**The exercise:** With the pictures omitted, write out the entries that follow exactly as they stand.

Lines of data
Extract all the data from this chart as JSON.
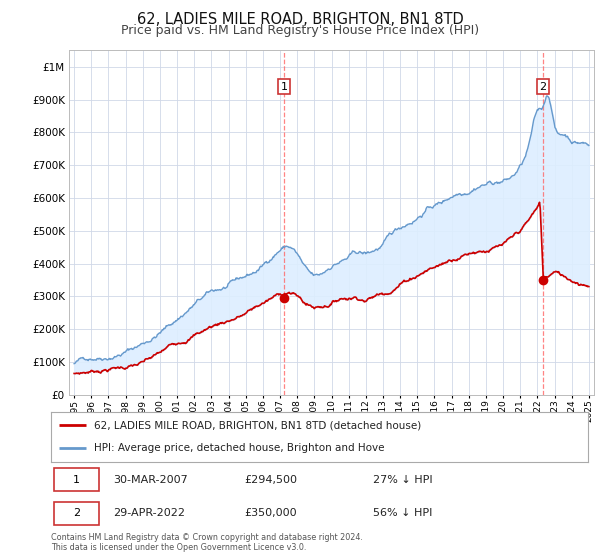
{
  "title": "62, LADIES MILE ROAD, BRIGHTON, BN1 8TD",
  "subtitle": "Price paid vs. HM Land Registry's House Price Index (HPI)",
  "title_fontsize": 10.5,
  "subtitle_fontsize": 9,
  "background_color": "#ffffff",
  "grid_color": "#d0d8e8",
  "chart_fill_color": "#ddeeff",
  "hpi_color": "#6699cc",
  "price_color": "#cc0000",
  "sale1_x": 2007.23,
  "sale1_y": 294500,
  "sale2_x": 2022.33,
  "sale2_y": 350000,
  "legend_line1": "62, LADIES MILE ROAD, BRIGHTON, BN1 8TD (detached house)",
  "legend_line2": "HPI: Average price, detached house, Brighton and Hove",
  "table_row1": [
    "1",
    "30-MAR-2007",
    "£294,500",
    "27% ↓ HPI"
  ],
  "table_row2": [
    "2",
    "29-APR-2022",
    "£350,000",
    "56% ↓ HPI"
  ],
  "footnote1": "Contains HM Land Registry data © Crown copyright and database right 2024.",
  "footnote2": "This data is licensed under the Open Government Licence v3.0.",
  "ylim": [
    0,
    1050000
  ],
  "xlim_start": 1994.7,
  "xlim_end": 2025.3
}
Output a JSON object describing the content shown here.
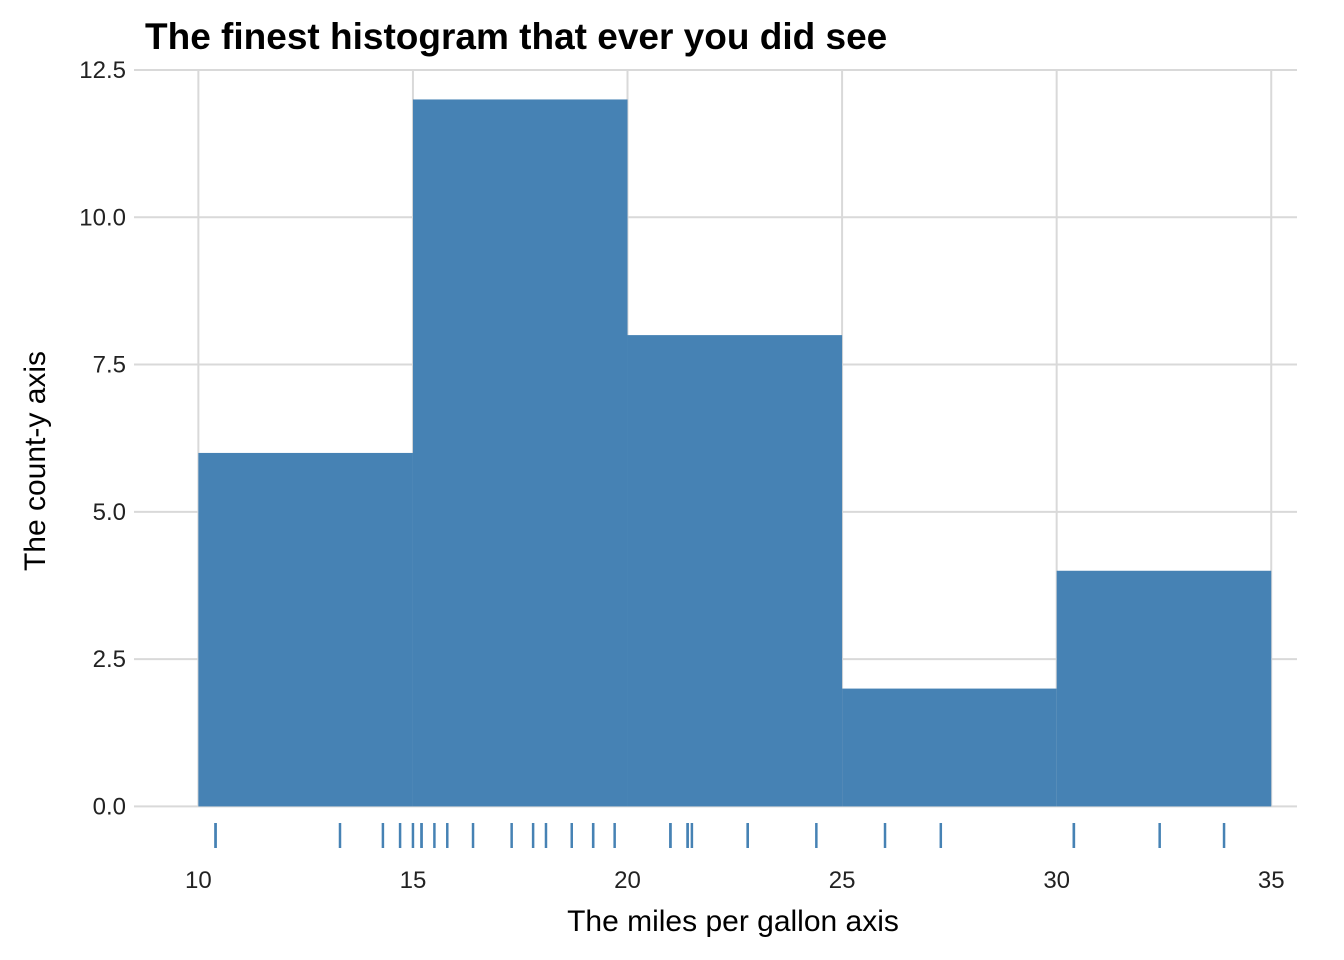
{
  "chart_data": {
    "type": "bar",
    "subtype": "histogram",
    "title": "The finest histogram that ever you did see",
    "xlabel": "The miles per gallon axis",
    "ylabel": "The count-y axis",
    "bins": [
      {
        "start": 10,
        "end": 15,
        "count": 6
      },
      {
        "start": 15,
        "end": 20,
        "count": 12
      },
      {
        "start": 20,
        "end": 25,
        "count": 8
      },
      {
        "start": 25,
        "end": 30,
        "count": 2
      },
      {
        "start": 30,
        "end": 35,
        "count": 4
      }
    ],
    "rug": [
      10.4,
      10.4,
      13.3,
      14.3,
      14.7,
      15.0,
      15.2,
      15.2,
      15.5,
      15.8,
      16.4,
      17.3,
      17.8,
      18.1,
      18.7,
      19.2,
      19.2,
      19.7,
      21.0,
      21.0,
      21.4,
      21.4,
      21.5,
      22.8,
      22.8,
      24.4,
      26.0,
      27.3,
      30.4,
      30.4,
      32.4,
      33.9
    ],
    "xlim": [
      8.5,
      35.6
    ],
    "ylim": [
      -0.74,
      12.5
    ],
    "x_ticks": [
      10,
      15,
      20,
      25,
      30,
      35
    ],
    "x_tick_labels": [
      "10",
      "15",
      "20",
      "25",
      "30",
      "35"
    ],
    "y_ticks": [
      0,
      2.5,
      5,
      7.5,
      10,
      12.5
    ],
    "y_tick_labels": [
      "0.0",
      "2.5",
      "5.0",
      "7.5",
      "10.0",
      "12.5"
    ],
    "grid": true,
    "legend": "none",
    "colors": {
      "fill": "#4682B4",
      "rug": "#4682B4",
      "grid": "#d9d9d9"
    }
  }
}
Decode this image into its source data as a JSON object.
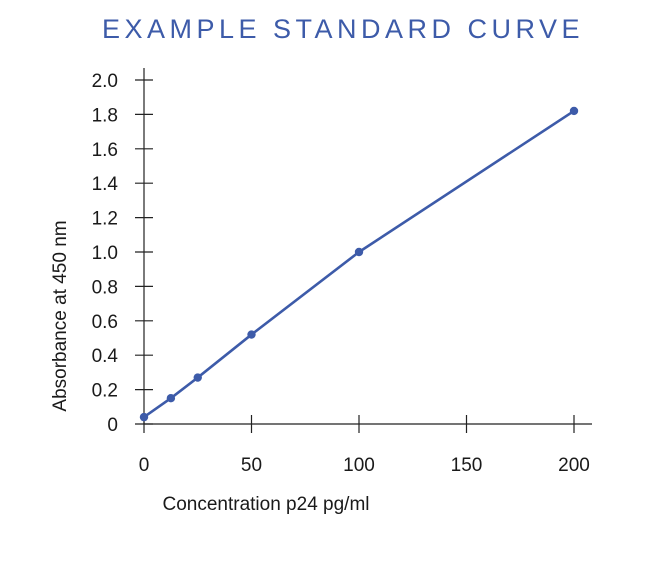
{
  "chart_data": {
    "type": "line",
    "title": "EXAMPLE STANDARD CURVE",
    "xlabel": "Concentration p24 pg/ml",
    "ylabel": "Absorbance at 450 nm",
    "xlim": [
      0,
      210
    ],
    "ylim": [
      0,
      2.0
    ],
    "x_ticks": [
      0,
      50,
      100,
      150,
      200
    ],
    "x_tick_labels": [
      "0",
      "50",
      "100",
      "150",
      "200"
    ],
    "y_ticks": [
      0,
      0.2,
      0.4,
      0.6,
      0.8,
      1.0,
      1.2,
      1.4,
      1.6,
      1.8,
      2.0
    ],
    "y_tick_labels": [
      "0",
      "0.2",
      "0.4",
      "0.6",
      "0.8",
      "1.0",
      "1.2",
      "1.4",
      "1.6",
      "1.8",
      "2.0"
    ],
    "grid": false,
    "colors": {
      "line": "#3d5ba9",
      "title": "#3d5ba9"
    },
    "series": [
      {
        "x": [
          0,
          12.5,
          25,
          50,
          100,
          200
        ],
        "y": [
          0.04,
          0.15,
          0.27,
          0.52,
          1.0,
          1.82
        ]
      }
    ]
  }
}
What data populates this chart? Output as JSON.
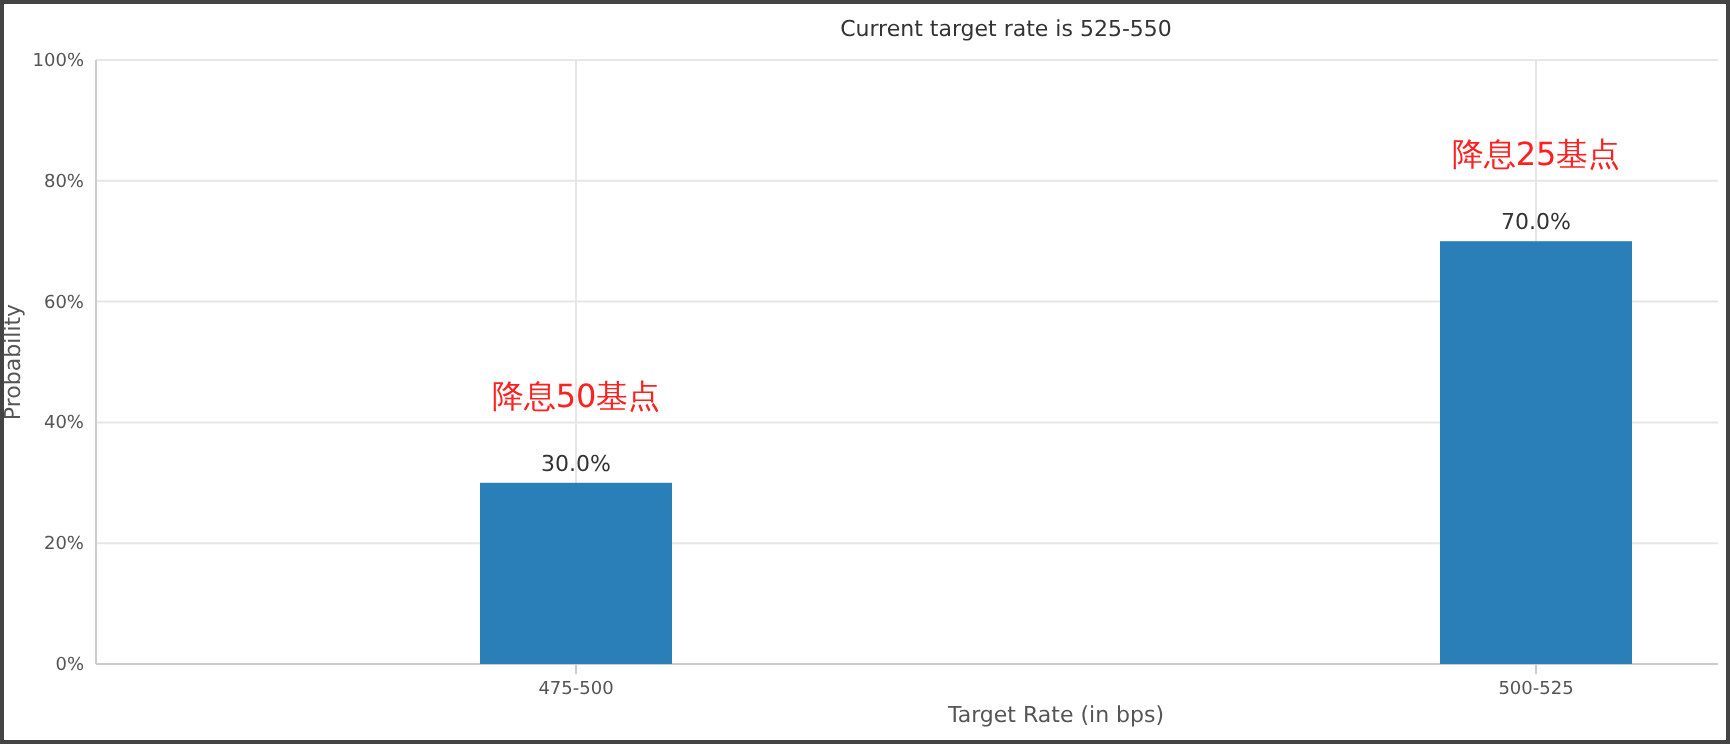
{
  "chart_data": {
    "type": "bar",
    "title": "Current target rate is 525-550",
    "xlabel": "Target Rate (in bps)",
    "ylabel": "Probability",
    "categories": [
      "475-500",
      "500-525"
    ],
    "values": [
      30,
      70
    ],
    "value_labels": [
      "30.0%",
      "70.0%"
    ],
    "color": "#2a7fb8",
    "ylim": [
      0,
      100
    ],
    "yticks": [
      {
        "value": 0,
        "label": "0%"
      },
      {
        "value": 20,
        "label": "20%"
      },
      {
        "value": 40,
        "label": "40%"
      },
      {
        "value": 60,
        "label": "60%"
      },
      {
        "value": 80,
        "label": "80%"
      },
      {
        "value": 100,
        "label": "100%"
      }
    ],
    "grid": true,
    "annotations": [
      "降息50基点",
      "降息25基点"
    ]
  }
}
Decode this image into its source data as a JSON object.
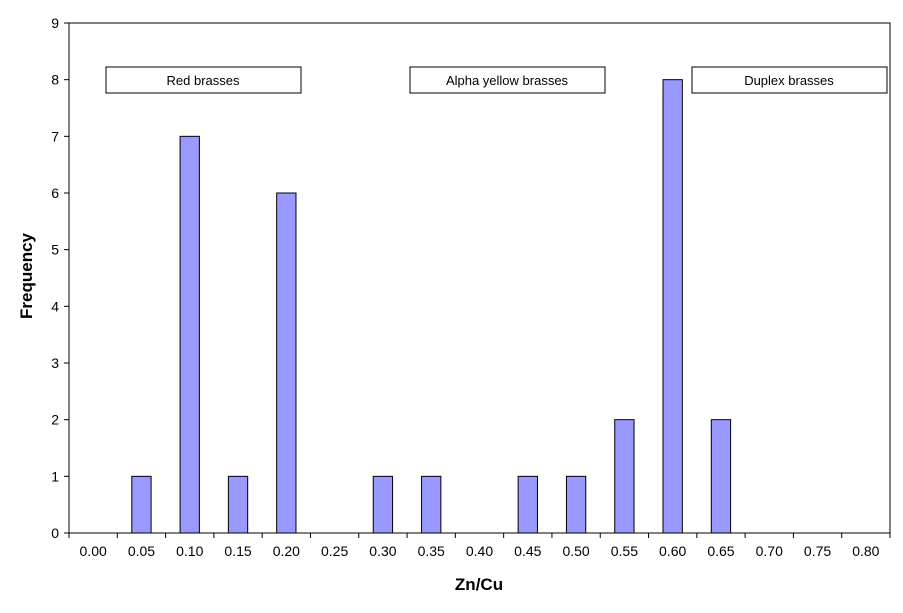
{
  "chart_data": {
    "type": "bar",
    "xlabel": "Zn/Cu",
    "ylabel": "Frequency",
    "categories": [
      "0.00",
      "0.05",
      "0.10",
      "0.15",
      "0.20",
      "0.25",
      "0.30",
      "0.35",
      "0.40",
      "0.45",
      "0.50",
      "0.55",
      "0.60",
      "0.65",
      "0.70",
      "0.75",
      "0.80"
    ],
    "values": [
      0,
      1,
      7,
      1,
      6,
      0,
      1,
      1,
      0,
      1,
      1,
      2,
      8,
      2,
      0,
      0,
      0
    ],
    "ylim": [
      0,
      9
    ],
    "yticks": [
      "0",
      "1",
      "2",
      "3",
      "4",
      "5",
      "6",
      "7",
      "8",
      "9"
    ],
    "grid": false,
    "bar_color": "#9999ff",
    "regions": [
      {
        "label": "Red brasses"
      },
      {
        "label": "Alpha yellow brasses"
      },
      {
        "label": "Duplex brasses"
      }
    ]
  }
}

**Response:**
Extract all the data from this chart as JSON.
{
  "title": "62, LADIES MILE ROAD, BRIGHTON, BN1 8TD",
  "subtitle": "Price paid vs. HM Land Registry's House Price Index (HPI)",
  "title_fontsize": 10.5,
  "subtitle_fontsize": 9,
  "background_color": "#ffffff",
  "grid_color": "#d0d8e8",
  "chart_fill_color": "#ddeeff",
  "hpi_color": "#6699cc",
  "price_color": "#cc0000",
  "sale1_x": 2007.23,
  "sale1_y": 294500,
  "sale2_x": 2022.33,
  "sale2_y": 350000,
  "legend_line1": "62, LADIES MILE ROAD, BRIGHTON, BN1 8TD (detached house)",
  "legend_line2": "HPI: Average price, detached house, Brighton and Hove",
  "table_row1": [
    "1",
    "30-MAR-2007",
    "£294,500",
    "27% ↓ HPI"
  ],
  "table_row2": [
    "2",
    "29-APR-2022",
    "£350,000",
    "56% ↓ HPI"
  ],
  "footnote1": "Contains HM Land Registry data © Crown copyright and database right 2024.",
  "footnote2": "This data is licensed under the Open Government Licence v3.0.",
  "ylim": [
    0,
    1050000
  ],
  "xlim_start": 1994.7,
  "xlim_end": 2025.3
}
Output a JSON object describing the content shown here.
{
  "chart_data": {
    "type": "bar",
    "subtype": "histogram",
    "title": "The finest histogram that ever you did see",
    "xlabel": "The miles per gallon axis",
    "ylabel": "The count-y axis",
    "bins": [
      {
        "start": 10,
        "end": 15,
        "count": 6
      },
      {
        "start": 15,
        "end": 20,
        "count": 12
      },
      {
        "start": 20,
        "end": 25,
        "count": 8
      },
      {
        "start": 25,
        "end": 30,
        "count": 2
      },
      {
        "start": 30,
        "end": 35,
        "count": 4
      }
    ],
    "rug": [
      10.4,
      10.4,
      13.3,
      14.3,
      14.7,
      15.0,
      15.2,
      15.2,
      15.5,
      15.8,
      16.4,
      17.3,
      17.8,
      18.1,
      18.7,
      19.2,
      19.2,
      19.7,
      21.0,
      21.0,
      21.4,
      21.4,
      21.5,
      22.8,
      22.8,
      24.4,
      26.0,
      27.3,
      30.4,
      30.4,
      32.4,
      33.9
    ],
    "xlim": [
      8.5,
      35.6
    ],
    "ylim": [
      -0.74,
      12.5
    ],
    "x_ticks": [
      10,
      15,
      20,
      25,
      30,
      35
    ],
    "x_tick_labels": [
      "10",
      "15",
      "20",
      "25",
      "30",
      "35"
    ],
    "y_ticks": [
      0,
      2.5,
      5,
      7.5,
      10,
      12.5
    ],
    "y_tick_labels": [
      "0.0",
      "2.5",
      "5.0",
      "7.5",
      "10.0",
      "12.5"
    ],
    "grid": true,
    "legend": "none",
    "colors": {
      "fill": "#4682B4",
      "rug": "#4682B4",
      "grid": "#d9d9d9"
    }
  }
}
Decode this image into its source data as a JSON object.
{
  "chart_data": {
    "type": "line",
    "title": "EXAMPLE STANDARD CURVE",
    "xlabel": "Concentration p24 pg/ml",
    "ylabel": "Absorbance at 450 nm",
    "xlim": [
      0,
      210
    ],
    "ylim": [
      0,
      2.0
    ],
    "x_ticks": [
      0,
      50,
      100,
      150,
      200
    ],
    "x_tick_labels": [
      "0",
      "50",
      "100",
      "150",
      "200"
    ],
    "y_ticks": [
      0,
      0.2,
      0.4,
      0.6,
      0.8,
      1.0,
      1.2,
      1.4,
      1.6,
      1.8,
      2.0
    ],
    "y_tick_labels": [
      "0",
      "0.2",
      "0.4",
      "0.6",
      "0.8",
      "1.0",
      "1.2",
      "1.4",
      "1.6",
      "1.8",
      "2.0"
    ],
    "grid": false,
    "colors": {
      "line": "#3d5ba9",
      "title": "#3d5ba9"
    },
    "series": [
      {
        "x": [
          0,
          12.5,
          25,
          50,
          100,
          200
        ],
        "y": [
          0.04,
          0.15,
          0.27,
          0.52,
          1.0,
          1.82
        ]
      }
    ]
  }
}
What data populates this chart? Output as JSON.
{
  "chart_data": {
    "type": "bar",
    "title": "Current target rate is 525-550",
    "xlabel": "Target Rate (in bps)",
    "ylabel": "Probability",
    "categories": [
      "475-500",
      "500-525"
    ],
    "values": [
      30,
      70
    ],
    "value_labels": [
      "30.0%",
      "70.0%"
    ],
    "color": "#2a7fb8",
    "ylim": [
      0,
      100
    ],
    "yticks": [
      {
        "value": 0,
        "label": "0%"
      },
      {
        "value": 20,
        "label": "20%"
      },
      {
        "value": 40,
        "label": "40%"
      },
      {
        "value": 60,
        "label": "60%"
      },
      {
        "value": 80,
        "label": "80%"
      },
      {
        "value": 100,
        "label": "100%"
      }
    ],
    "grid": true,
    "annotations": [
      "降息50基点",
      "降息25基点"
    ]
  }
}
Decode this image into its source data as a JSON object.
{
  "chart_data": {
    "type": "bar",
    "xlabel": "Zn/Cu",
    "ylabel": "Frequency",
    "categories": [
      "0.00",
      "0.05",
      "0.10",
      "0.15",
      "0.20",
      "0.25",
      "0.30",
      "0.35",
      "0.40",
      "0.45",
      "0.50",
      "0.55",
      "0.60",
      "0.65",
      "0.70",
      "0.75",
      "0.80"
    ],
    "values": [
      0,
      1,
      7,
      1,
      6,
      0,
      1,
      1,
      0,
      1,
      1,
      2,
      8,
      2,
      0,
      0,
      0
    ],
    "ylim": [
      0,
      9
    ],
    "yticks": [
      "0",
      "1",
      "2",
      "3",
      "4",
      "5",
      "6",
      "7",
      "8",
      "9"
    ],
    "grid": false,
    "bar_color": "#9999ff",
    "regions": [
      {
        "label": "Red brasses"
      },
      {
        "label": "Alpha yellow brasses"
      },
      {
        "label": "Duplex brasses"
      }
    ]
  }
}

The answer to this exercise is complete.